→ **DATASET EXCERPTS**
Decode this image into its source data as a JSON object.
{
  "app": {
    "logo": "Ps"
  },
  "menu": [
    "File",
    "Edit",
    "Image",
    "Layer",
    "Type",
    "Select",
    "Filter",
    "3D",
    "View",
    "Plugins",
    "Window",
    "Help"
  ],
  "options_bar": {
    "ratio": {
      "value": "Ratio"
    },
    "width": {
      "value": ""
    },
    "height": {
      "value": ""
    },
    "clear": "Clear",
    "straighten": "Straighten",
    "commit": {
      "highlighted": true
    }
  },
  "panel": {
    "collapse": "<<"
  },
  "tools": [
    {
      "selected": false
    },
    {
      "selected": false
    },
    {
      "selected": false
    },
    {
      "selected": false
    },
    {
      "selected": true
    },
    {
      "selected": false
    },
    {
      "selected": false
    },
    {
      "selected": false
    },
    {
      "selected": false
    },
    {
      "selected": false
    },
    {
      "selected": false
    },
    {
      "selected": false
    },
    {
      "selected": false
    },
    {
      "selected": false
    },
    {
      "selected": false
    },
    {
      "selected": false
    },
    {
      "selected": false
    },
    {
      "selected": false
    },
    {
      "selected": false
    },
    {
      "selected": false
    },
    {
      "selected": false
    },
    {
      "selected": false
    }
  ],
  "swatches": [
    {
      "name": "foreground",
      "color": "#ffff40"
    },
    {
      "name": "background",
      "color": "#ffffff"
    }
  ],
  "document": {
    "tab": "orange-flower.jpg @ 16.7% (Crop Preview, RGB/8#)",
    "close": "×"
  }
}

→ **TO BE DONE**
Using the listing above, retype each line exactly.

→ **SOLUTION TO THE EXERCISE**
Decode this image into its source data as a JSON object.
{
  "app": {
    "logo": "Ps"
  },
  "menu": [
    "File",
    "Edit",
    "Image",
    "Layer",
    "Type",
    "Select",
    "Filter",
    "3D",
    "View",
    "Plugins",
    "Window",
    "Help"
  ],
  "options_bar": {
    "ratio": {
      "value": "Ratio"
    },
    "width": {
      "value": ""
    },
    "height": {
      "value": ""
    },
    "clear": "Clear",
    "straighten": "Straighten",
    "commit": {
      "highlighted": true
    }
  },
  "panel": {
    "collapse": "<<"
  },
  "tools": [
    {
      "selected": false
    },
    {
      "selected": false
    },
    {
      "selected": false
    },
    {
      "selected": false
    },
    {
      "selected": true
    },
    {
      "selected": false
    },
    {
      "selected": false
    },
    {
      "selected": false
    },
    {
      "selected": false
    },
    {
      "selected": false
    },
    {
      "selected": false
    },
    {
      "selected": false
    },
    {
      "selected": false
    },
    {
      "selected": false
    },
    {
      "selected": false
    },
    {
      "selected": false
    },
    {
      "selected": false
    },
    {
      "selected": false
    },
    {
      "selected": false
    },
    {
      "selected": false
    },
    {
      "selected": false
    },
    {
      "selected": false
    }
  ],
  "swatches": [
    {
      "name": "foreground",
      "color": "#ffff40"
    },
    {
      "name": "background",
      "color": "#ffffff"
    }
  ],
  "document": {
    "tab": "orange-flower.jpg @ 16.7% (Crop Preview, RGB/8#)",
    "close": "×"
  }
}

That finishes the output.